Material for this task:
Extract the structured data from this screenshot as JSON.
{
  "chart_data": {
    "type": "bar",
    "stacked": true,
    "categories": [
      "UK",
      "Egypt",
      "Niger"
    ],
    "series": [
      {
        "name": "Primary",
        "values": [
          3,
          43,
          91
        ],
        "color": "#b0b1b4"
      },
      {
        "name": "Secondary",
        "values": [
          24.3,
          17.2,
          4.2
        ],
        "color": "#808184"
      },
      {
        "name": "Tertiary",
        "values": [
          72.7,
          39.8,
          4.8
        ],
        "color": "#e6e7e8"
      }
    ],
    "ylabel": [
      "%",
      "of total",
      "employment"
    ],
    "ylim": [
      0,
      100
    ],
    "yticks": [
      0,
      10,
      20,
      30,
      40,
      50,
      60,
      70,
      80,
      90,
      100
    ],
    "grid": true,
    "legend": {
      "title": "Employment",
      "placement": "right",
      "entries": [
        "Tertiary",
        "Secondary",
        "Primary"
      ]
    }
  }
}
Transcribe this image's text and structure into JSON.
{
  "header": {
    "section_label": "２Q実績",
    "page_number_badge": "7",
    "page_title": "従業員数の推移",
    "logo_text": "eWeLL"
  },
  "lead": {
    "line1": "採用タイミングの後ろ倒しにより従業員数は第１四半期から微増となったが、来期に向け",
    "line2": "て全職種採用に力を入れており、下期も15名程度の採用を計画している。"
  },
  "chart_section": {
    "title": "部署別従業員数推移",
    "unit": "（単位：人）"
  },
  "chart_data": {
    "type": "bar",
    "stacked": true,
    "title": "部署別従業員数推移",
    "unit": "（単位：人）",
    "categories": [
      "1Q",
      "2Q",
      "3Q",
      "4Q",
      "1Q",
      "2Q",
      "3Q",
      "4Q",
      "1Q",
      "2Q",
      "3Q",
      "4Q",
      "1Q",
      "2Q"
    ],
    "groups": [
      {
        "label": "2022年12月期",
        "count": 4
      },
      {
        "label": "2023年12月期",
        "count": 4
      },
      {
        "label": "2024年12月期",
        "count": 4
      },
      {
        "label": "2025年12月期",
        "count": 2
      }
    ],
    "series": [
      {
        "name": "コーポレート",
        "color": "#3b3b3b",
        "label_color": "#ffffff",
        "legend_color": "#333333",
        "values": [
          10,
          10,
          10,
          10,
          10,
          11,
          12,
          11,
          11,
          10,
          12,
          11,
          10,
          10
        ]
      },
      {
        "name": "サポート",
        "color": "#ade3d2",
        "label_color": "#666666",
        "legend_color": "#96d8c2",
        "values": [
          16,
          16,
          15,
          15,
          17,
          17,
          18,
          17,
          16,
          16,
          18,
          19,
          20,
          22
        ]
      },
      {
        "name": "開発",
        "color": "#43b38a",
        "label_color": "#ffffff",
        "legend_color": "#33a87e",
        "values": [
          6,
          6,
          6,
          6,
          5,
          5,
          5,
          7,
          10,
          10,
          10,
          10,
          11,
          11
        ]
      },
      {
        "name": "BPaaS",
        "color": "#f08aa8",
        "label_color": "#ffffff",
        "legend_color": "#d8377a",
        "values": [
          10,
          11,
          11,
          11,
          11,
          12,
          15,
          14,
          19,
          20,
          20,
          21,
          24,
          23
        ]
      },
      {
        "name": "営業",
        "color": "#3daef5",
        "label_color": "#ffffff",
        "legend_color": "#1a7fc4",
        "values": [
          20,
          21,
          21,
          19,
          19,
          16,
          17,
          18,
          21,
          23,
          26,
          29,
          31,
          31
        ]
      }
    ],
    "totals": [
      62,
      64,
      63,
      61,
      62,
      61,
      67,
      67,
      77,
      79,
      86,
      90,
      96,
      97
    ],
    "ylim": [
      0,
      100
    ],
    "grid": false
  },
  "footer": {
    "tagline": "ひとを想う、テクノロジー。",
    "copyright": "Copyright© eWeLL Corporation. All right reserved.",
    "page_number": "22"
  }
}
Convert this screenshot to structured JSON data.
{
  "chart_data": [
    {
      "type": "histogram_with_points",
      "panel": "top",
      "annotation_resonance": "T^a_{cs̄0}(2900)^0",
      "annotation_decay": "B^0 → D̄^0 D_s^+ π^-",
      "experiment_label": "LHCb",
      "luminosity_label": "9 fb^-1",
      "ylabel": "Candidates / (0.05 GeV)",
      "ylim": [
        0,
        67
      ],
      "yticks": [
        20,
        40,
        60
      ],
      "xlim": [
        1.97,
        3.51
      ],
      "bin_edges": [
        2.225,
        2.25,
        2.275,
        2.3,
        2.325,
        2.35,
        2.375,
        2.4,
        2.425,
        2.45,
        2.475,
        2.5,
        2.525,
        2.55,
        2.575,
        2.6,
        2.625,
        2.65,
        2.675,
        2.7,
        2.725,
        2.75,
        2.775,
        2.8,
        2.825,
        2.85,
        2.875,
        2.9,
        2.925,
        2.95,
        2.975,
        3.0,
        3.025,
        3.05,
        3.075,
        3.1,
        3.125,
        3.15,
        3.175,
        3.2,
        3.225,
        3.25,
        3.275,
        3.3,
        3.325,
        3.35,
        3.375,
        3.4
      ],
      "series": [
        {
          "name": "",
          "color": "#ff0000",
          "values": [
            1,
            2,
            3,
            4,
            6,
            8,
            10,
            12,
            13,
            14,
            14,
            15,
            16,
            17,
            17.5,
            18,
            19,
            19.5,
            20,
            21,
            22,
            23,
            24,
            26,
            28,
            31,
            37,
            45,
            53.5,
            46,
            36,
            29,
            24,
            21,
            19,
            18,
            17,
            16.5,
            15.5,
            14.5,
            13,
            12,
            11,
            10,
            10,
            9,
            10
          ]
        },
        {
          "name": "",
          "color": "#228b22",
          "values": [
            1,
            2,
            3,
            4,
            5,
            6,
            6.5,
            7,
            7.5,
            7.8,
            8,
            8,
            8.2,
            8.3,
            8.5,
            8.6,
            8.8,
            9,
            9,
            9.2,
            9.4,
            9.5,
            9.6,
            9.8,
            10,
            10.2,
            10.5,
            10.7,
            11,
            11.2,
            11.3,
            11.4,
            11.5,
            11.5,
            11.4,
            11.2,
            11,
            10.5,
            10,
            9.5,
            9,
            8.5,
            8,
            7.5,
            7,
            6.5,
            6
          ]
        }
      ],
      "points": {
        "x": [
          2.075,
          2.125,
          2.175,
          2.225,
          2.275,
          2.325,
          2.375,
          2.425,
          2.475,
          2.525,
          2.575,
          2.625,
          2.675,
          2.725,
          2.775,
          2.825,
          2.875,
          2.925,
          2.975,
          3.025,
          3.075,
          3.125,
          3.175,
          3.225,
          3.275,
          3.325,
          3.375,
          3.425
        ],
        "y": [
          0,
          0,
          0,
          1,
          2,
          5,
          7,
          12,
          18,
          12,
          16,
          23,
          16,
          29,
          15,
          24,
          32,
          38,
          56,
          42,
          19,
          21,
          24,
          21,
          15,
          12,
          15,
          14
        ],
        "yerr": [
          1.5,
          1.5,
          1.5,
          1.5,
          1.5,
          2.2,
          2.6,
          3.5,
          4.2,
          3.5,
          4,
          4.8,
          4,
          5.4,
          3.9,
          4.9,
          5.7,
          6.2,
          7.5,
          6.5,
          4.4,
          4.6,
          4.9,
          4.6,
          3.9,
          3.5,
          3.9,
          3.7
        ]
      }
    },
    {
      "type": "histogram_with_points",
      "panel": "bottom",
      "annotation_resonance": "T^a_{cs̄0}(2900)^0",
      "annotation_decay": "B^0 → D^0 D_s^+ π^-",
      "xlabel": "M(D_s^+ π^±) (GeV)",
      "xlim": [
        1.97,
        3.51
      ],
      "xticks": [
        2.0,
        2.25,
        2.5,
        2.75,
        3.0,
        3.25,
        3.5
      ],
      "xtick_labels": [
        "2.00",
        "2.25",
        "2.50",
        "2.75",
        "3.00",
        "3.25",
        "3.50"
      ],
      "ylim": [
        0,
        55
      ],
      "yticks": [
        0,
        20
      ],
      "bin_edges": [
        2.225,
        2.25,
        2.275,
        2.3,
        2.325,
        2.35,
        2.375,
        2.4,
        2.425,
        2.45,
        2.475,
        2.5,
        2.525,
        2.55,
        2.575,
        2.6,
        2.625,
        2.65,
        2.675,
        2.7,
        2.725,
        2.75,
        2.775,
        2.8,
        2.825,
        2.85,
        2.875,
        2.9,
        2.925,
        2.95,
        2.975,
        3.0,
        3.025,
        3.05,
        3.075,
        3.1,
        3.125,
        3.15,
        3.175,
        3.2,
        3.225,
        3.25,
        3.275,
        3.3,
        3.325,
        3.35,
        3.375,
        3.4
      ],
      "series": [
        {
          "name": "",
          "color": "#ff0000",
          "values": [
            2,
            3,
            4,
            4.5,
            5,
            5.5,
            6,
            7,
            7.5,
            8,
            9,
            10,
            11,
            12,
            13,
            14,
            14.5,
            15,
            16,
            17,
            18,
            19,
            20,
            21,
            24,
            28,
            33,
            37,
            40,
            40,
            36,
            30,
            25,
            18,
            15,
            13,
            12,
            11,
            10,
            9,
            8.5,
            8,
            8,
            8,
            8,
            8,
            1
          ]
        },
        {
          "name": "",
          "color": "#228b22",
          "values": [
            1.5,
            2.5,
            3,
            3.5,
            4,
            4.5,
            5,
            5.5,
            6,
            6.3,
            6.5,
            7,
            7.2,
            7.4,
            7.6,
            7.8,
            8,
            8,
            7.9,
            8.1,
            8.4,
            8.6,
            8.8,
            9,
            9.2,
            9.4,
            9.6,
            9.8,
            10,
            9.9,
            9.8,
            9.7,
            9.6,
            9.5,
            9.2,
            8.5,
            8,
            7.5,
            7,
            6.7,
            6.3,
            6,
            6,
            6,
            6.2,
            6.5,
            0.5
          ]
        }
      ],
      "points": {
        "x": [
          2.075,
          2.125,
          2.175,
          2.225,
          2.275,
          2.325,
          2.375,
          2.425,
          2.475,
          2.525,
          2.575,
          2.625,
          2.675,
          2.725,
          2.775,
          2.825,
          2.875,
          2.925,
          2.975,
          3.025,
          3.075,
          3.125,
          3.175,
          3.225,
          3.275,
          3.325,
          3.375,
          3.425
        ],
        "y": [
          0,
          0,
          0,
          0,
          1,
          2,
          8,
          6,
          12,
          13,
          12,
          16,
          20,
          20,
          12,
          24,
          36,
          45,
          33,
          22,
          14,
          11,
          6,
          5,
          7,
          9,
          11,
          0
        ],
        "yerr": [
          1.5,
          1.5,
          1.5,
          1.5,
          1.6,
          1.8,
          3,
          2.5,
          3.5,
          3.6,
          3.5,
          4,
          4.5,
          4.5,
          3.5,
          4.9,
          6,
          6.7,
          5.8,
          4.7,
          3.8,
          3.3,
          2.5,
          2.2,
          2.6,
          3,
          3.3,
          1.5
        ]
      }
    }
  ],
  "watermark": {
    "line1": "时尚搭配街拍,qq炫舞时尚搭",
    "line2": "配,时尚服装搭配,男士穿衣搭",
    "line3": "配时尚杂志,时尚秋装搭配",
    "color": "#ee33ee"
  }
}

Brief:
Keep only those lines of the records that hold "JSON", and return them.

Result:
Extract the structured data from this screenshot as JSON.
Transcribe this image's text and structure into JSON.
Convert this screenshot to structured JSON data.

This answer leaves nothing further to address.